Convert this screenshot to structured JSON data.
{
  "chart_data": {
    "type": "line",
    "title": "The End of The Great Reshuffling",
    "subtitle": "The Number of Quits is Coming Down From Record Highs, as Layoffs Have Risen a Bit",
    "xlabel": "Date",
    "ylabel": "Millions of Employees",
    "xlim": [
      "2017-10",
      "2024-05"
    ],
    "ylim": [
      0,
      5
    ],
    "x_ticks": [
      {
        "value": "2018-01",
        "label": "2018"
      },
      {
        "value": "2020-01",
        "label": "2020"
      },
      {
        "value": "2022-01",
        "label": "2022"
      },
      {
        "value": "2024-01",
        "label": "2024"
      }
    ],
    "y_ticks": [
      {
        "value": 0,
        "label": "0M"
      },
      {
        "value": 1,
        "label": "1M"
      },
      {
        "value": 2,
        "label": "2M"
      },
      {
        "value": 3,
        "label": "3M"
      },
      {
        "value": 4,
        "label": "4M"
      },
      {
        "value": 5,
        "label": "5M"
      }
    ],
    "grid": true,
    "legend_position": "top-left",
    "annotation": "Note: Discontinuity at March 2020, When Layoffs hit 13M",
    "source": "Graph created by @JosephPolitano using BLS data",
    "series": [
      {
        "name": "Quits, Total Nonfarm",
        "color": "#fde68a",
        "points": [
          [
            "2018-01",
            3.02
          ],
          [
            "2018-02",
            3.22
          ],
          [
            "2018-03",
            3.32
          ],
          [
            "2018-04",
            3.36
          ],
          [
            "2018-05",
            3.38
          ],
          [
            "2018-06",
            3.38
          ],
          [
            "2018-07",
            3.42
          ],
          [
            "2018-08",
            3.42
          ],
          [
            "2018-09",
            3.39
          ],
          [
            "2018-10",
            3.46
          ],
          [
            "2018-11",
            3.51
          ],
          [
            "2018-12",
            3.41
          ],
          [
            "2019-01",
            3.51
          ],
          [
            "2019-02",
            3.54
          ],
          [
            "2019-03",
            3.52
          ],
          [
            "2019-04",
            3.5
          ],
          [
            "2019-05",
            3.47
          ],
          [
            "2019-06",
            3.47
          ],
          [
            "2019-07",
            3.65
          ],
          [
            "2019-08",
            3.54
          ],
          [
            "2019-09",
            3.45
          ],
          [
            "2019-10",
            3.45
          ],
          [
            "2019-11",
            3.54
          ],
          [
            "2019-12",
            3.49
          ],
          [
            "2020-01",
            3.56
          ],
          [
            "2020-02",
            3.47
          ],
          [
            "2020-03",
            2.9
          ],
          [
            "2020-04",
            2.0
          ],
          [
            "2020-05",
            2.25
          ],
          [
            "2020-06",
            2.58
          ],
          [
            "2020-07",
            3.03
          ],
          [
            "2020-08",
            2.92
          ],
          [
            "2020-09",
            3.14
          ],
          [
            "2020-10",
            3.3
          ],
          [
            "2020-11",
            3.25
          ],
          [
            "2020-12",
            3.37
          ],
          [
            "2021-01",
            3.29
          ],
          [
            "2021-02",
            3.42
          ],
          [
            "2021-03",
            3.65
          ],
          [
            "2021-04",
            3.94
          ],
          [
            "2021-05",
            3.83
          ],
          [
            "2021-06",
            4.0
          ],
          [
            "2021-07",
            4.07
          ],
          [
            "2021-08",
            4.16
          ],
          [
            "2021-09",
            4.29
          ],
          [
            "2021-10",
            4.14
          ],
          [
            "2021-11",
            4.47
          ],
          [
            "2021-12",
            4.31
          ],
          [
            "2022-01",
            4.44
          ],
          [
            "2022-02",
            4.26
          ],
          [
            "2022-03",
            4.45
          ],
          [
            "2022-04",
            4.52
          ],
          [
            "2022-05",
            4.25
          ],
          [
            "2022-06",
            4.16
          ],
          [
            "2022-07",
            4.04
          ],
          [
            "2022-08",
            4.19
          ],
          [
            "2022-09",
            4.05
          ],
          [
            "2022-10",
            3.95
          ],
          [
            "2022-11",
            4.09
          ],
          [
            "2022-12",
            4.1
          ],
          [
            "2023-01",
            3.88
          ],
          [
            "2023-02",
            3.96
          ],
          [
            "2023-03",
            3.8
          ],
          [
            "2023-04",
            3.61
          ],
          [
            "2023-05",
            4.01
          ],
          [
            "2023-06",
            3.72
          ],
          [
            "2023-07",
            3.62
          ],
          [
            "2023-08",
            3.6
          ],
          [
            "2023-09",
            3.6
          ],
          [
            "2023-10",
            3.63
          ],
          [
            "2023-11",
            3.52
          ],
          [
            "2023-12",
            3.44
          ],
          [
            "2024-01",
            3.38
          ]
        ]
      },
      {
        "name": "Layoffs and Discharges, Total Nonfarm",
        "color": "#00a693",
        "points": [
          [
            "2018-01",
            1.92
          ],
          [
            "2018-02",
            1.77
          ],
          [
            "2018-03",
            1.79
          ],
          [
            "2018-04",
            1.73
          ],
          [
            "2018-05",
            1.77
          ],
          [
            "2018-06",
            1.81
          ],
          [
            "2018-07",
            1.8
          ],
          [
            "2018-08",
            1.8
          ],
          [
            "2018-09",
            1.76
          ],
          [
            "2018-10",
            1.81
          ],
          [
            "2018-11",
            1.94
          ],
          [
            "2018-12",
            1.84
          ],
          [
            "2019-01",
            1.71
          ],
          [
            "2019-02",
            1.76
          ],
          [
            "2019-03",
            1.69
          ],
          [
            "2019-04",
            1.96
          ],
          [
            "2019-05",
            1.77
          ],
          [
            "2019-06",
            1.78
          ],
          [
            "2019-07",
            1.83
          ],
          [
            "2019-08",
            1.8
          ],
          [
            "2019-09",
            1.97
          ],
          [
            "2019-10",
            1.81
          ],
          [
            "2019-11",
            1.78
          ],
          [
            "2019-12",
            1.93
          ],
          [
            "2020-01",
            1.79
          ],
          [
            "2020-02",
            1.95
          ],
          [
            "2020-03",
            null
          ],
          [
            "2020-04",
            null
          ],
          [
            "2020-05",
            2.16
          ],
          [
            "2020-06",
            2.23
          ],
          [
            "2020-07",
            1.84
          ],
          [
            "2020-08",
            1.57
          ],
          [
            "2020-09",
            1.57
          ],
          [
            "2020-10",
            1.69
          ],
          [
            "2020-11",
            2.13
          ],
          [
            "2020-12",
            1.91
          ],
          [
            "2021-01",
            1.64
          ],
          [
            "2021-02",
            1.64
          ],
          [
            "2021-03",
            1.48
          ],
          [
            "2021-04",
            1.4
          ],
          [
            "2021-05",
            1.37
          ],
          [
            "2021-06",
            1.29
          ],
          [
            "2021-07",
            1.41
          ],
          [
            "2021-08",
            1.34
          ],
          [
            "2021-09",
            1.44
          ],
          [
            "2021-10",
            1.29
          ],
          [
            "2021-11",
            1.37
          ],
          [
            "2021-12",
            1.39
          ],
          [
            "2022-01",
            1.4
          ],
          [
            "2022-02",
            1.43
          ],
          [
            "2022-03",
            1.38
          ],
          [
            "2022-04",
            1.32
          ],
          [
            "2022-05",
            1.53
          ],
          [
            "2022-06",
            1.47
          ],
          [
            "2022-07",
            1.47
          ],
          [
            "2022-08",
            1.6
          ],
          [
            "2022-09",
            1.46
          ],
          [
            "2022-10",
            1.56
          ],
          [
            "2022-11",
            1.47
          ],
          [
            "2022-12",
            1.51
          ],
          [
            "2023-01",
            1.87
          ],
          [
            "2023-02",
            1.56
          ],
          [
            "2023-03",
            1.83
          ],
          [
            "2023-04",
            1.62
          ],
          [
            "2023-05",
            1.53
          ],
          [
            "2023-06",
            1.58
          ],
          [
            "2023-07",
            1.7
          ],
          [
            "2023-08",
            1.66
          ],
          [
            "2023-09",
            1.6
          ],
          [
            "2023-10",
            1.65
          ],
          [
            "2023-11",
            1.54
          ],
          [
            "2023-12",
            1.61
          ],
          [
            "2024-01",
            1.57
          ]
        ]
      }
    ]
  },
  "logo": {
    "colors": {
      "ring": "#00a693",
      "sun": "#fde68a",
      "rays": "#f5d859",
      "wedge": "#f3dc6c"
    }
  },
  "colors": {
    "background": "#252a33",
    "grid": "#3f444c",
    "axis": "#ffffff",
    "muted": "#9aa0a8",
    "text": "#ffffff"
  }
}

________________

## Set exercise
Copy every line of the data that holds the string "name".

## Full solution
        "name": "Quits, Total Nonfarm",
        "name": "Layoffs and Discharges, Total Nonfarm",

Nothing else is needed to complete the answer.